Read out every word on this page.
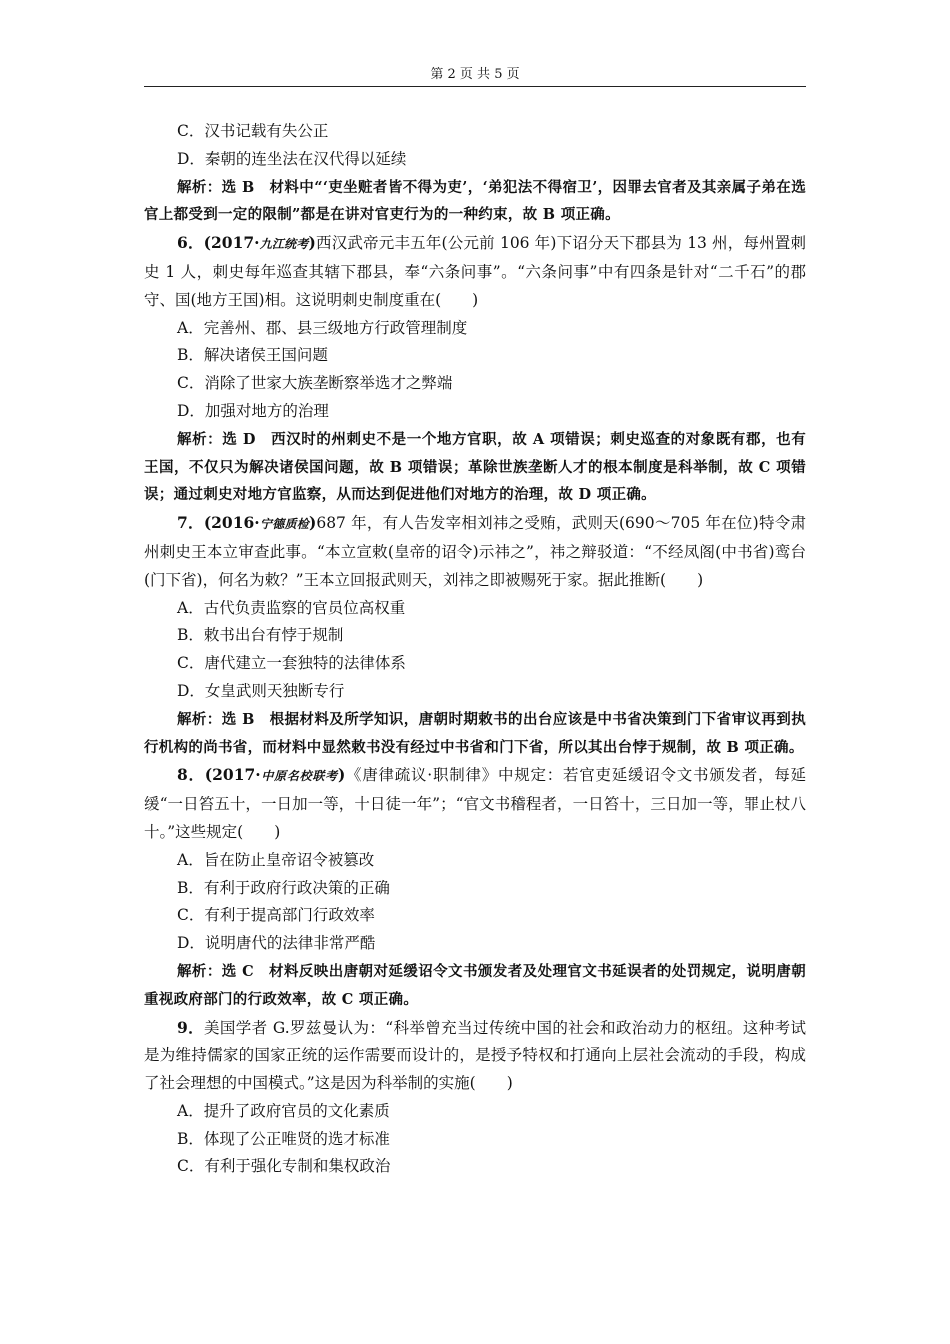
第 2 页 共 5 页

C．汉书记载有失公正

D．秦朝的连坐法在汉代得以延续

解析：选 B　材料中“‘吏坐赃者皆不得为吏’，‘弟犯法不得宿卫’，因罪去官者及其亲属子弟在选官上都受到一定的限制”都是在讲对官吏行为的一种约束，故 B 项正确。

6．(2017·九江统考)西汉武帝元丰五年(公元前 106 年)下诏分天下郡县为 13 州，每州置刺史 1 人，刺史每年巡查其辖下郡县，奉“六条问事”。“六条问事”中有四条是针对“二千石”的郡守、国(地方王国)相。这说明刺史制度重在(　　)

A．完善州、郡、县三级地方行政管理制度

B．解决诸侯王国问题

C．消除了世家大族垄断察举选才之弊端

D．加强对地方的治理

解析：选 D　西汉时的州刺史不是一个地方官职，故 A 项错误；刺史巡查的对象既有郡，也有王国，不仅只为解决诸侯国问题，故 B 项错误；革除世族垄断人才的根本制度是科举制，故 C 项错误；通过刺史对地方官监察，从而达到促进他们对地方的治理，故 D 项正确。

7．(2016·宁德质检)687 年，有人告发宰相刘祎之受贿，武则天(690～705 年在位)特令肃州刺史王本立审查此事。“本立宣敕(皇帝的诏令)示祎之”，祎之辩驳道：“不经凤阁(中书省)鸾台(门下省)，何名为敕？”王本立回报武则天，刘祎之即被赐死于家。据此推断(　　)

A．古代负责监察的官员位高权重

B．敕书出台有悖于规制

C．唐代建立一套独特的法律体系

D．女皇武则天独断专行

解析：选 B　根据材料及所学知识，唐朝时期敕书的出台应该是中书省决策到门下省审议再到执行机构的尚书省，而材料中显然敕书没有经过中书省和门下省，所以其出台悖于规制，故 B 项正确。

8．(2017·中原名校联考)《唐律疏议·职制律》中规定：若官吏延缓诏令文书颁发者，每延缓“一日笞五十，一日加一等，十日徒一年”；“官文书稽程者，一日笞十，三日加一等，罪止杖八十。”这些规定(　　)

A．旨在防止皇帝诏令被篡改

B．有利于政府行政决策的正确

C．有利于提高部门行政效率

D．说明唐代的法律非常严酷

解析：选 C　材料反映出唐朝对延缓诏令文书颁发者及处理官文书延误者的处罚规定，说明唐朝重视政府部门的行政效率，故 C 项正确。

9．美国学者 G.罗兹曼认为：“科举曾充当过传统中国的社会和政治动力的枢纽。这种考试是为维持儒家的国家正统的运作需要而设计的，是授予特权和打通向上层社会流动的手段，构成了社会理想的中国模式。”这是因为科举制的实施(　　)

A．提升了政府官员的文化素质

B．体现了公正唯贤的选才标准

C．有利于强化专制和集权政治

════════════════

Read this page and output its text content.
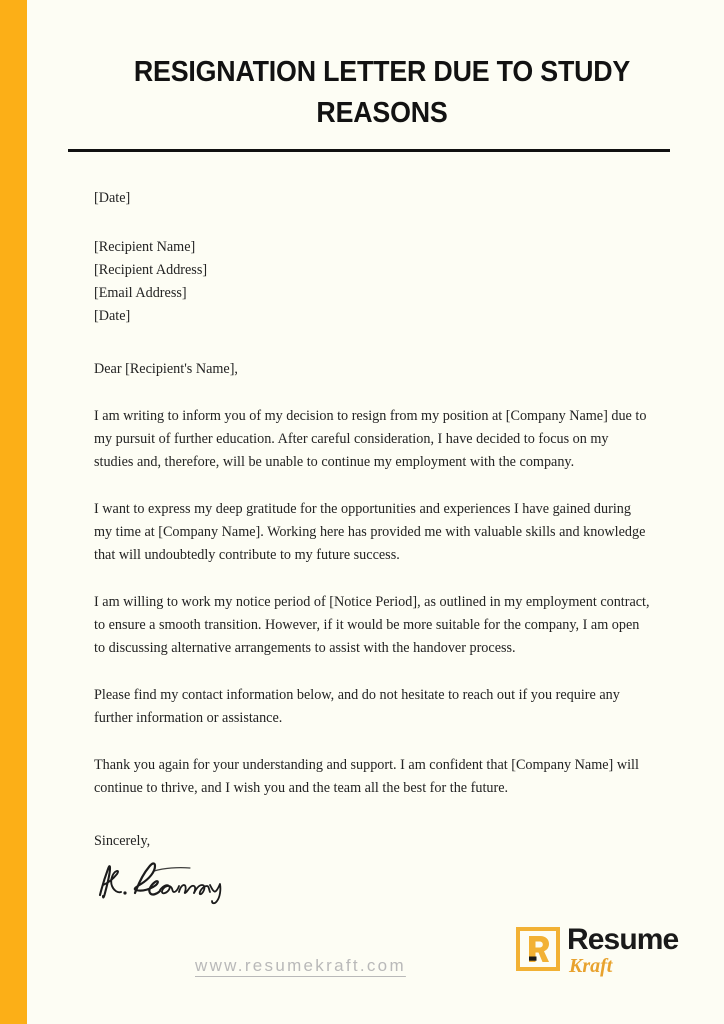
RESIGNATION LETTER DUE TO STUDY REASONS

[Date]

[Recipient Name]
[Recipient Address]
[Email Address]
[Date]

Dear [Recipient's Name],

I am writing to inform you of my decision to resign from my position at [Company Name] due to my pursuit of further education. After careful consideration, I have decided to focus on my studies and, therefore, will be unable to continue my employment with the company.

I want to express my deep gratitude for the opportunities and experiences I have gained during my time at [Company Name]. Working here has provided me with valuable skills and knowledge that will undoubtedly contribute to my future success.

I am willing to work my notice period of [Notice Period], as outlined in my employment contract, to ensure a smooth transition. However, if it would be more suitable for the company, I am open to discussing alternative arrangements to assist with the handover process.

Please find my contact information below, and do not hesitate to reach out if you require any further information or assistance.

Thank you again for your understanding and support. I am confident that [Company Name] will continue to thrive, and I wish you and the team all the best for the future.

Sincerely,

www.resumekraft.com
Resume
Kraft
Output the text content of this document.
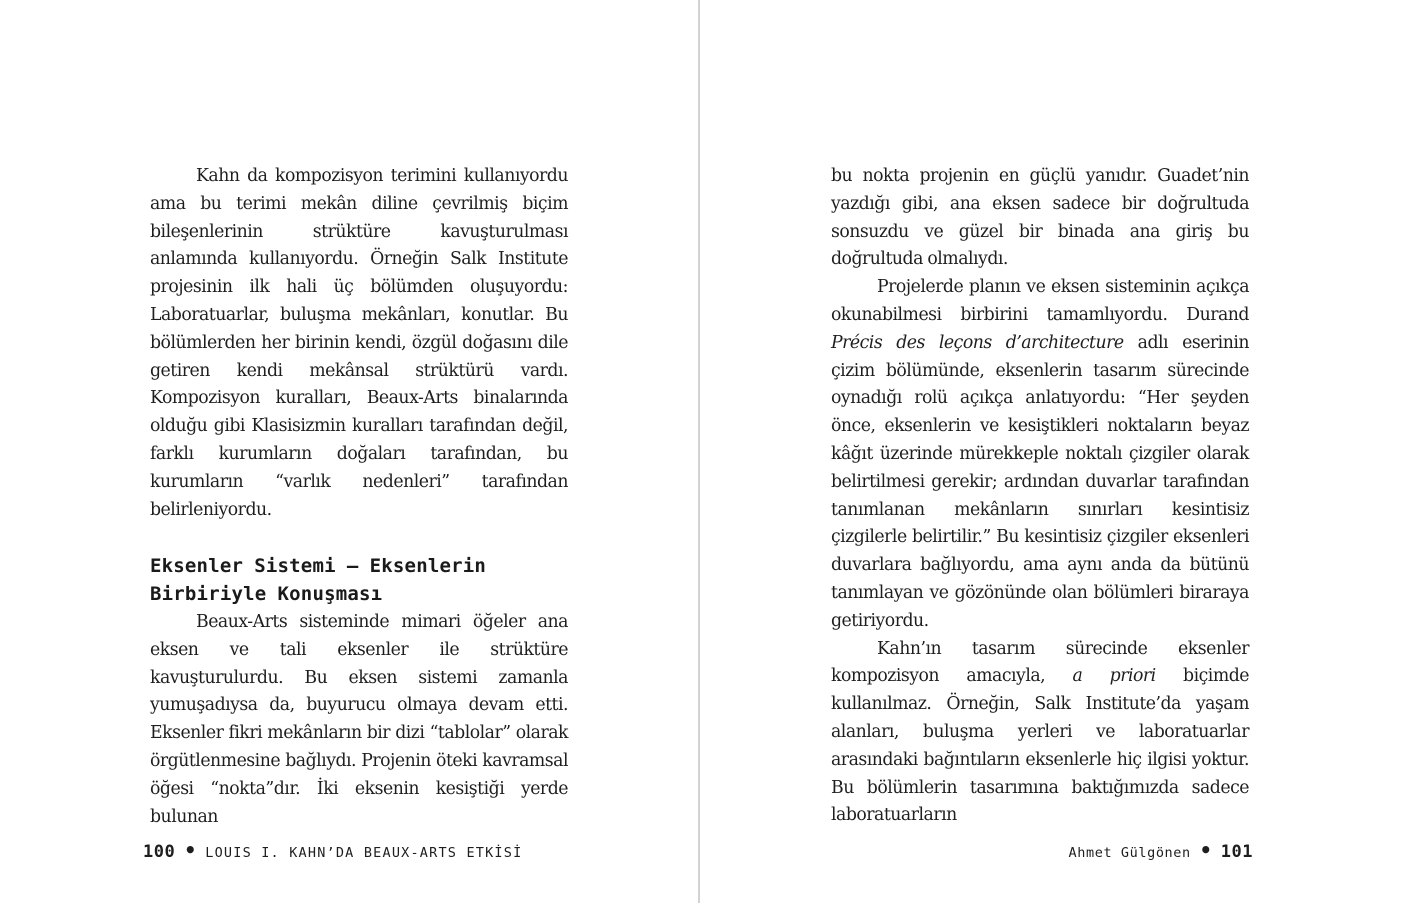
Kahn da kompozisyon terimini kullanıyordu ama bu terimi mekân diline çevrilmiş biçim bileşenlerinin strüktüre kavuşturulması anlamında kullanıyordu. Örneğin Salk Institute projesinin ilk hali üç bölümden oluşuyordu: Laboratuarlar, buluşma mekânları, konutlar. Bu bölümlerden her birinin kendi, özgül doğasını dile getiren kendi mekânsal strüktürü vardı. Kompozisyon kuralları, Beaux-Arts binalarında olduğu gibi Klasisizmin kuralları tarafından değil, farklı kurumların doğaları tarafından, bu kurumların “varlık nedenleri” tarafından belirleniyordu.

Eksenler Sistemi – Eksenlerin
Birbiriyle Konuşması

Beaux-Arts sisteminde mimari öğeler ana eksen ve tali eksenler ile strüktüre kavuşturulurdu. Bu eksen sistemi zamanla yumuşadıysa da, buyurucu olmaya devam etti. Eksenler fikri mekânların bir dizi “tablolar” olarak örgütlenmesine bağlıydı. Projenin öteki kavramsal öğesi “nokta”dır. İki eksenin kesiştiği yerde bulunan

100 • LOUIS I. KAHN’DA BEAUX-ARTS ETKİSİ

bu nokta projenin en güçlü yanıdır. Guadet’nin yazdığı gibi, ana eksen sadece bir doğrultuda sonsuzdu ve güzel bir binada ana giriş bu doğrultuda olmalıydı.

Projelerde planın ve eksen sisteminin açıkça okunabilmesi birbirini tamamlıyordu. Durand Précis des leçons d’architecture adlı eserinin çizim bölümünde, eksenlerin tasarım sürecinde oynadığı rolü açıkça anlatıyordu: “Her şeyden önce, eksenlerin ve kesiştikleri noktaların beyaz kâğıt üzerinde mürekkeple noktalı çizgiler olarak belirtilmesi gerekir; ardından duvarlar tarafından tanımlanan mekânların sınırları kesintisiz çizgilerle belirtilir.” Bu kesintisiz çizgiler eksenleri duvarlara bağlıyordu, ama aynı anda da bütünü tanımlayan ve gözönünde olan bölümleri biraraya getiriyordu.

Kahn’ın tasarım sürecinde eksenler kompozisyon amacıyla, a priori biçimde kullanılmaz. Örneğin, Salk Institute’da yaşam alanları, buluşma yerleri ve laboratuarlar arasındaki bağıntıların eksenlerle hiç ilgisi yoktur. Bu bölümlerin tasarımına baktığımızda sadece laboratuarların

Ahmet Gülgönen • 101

════════════════

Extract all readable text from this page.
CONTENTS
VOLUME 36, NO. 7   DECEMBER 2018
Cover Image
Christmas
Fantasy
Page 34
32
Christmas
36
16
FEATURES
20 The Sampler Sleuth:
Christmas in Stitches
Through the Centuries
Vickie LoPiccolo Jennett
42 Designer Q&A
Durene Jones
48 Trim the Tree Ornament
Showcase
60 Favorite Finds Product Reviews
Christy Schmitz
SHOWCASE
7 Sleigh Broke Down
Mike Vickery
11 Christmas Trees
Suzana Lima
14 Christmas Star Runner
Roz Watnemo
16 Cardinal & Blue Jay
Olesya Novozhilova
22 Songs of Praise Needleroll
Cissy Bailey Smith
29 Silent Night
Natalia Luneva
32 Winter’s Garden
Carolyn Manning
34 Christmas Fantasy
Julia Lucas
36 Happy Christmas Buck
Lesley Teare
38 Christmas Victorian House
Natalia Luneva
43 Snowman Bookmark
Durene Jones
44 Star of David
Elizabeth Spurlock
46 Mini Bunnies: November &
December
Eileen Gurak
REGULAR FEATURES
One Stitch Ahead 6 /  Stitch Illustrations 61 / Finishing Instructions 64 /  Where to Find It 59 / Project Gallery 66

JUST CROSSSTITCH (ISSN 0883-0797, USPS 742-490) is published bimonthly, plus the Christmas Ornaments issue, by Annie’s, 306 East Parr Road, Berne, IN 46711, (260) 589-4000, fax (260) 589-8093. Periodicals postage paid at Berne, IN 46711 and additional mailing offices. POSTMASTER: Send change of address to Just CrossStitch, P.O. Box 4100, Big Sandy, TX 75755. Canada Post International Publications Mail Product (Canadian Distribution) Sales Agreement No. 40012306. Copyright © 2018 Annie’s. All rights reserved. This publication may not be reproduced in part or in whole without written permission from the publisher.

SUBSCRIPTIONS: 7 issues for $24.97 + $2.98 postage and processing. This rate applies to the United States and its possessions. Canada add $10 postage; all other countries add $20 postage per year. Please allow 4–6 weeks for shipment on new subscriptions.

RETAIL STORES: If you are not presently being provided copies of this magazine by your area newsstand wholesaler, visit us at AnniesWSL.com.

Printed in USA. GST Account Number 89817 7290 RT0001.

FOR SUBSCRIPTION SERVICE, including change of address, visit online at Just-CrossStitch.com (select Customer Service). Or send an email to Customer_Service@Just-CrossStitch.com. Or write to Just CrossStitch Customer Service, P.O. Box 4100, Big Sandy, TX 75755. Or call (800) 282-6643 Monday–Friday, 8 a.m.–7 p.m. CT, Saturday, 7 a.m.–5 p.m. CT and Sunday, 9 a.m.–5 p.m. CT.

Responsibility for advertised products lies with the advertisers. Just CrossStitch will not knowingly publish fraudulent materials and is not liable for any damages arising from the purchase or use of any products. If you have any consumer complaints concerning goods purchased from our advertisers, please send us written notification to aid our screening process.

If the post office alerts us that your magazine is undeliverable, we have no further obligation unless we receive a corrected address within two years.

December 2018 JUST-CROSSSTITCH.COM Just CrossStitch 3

════════════════

* **Stated exercise**
Find the word "sadece" in the entries above and gather every line that holds it.

* **Result**
bu nokta projenin en güçlü yanıdır. Guadet’nin yazdığı gibi, ana eksen sadece bir doğrultuda sonsuzdu ve güzel bir binada ana giriş bu doğrultuda olmalıydı.
Kahn’ın tasarım sürecinde eksenler kompozisyon amacıyla, a priori biçimde kullanılmaz. Örneğin, Salk Institute’da yaşam alanları, buluşma yerleri ve laboratuarlar arasındaki bağıntıların eksenlerle hiç ilgisi yoktur. Bu bölümlerin tasarımına baktığımızda sadece laboratuarların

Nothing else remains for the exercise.